== TASK OBJECTIVE ==
Show every line of the entries below that contains the string "vreme".

(Lines of data)
-=-=-
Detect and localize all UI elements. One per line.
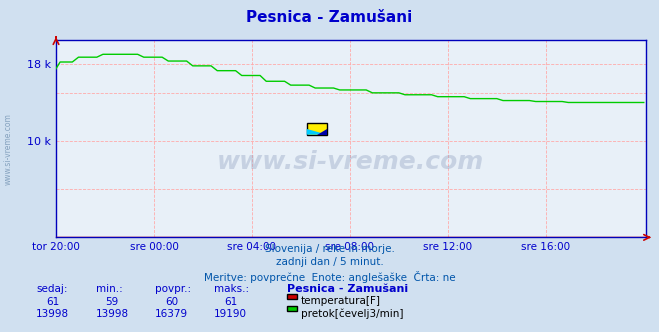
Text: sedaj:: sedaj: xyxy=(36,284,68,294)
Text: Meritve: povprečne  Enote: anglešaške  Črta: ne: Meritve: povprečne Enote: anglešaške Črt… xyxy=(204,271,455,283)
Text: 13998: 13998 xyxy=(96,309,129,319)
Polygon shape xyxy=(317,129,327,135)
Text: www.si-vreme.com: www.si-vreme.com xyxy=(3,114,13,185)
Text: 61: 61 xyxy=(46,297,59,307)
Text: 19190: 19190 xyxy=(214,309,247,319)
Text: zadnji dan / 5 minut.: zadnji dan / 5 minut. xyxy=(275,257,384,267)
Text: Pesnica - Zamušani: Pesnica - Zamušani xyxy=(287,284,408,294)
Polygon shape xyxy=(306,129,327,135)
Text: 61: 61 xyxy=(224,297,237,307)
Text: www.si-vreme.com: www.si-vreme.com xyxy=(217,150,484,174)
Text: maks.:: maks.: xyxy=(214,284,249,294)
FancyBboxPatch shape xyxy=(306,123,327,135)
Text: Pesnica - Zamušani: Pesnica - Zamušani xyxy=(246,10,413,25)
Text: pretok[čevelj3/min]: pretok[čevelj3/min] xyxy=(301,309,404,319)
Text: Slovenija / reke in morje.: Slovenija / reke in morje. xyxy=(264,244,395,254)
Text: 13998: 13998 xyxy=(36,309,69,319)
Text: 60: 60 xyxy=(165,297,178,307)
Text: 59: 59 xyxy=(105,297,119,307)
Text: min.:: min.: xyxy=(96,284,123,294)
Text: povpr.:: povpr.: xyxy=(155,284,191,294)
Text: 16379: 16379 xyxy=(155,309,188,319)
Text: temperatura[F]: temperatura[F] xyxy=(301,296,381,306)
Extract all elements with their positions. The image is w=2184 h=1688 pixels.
-=-=-
== WRITTEN RESPONSE ==
Text: www.si-vreme.com: www.si-vreme.com xyxy=(3,114,13,185)
Text: www.si-vreme.com: www.si-vreme.com xyxy=(217,150,484,174)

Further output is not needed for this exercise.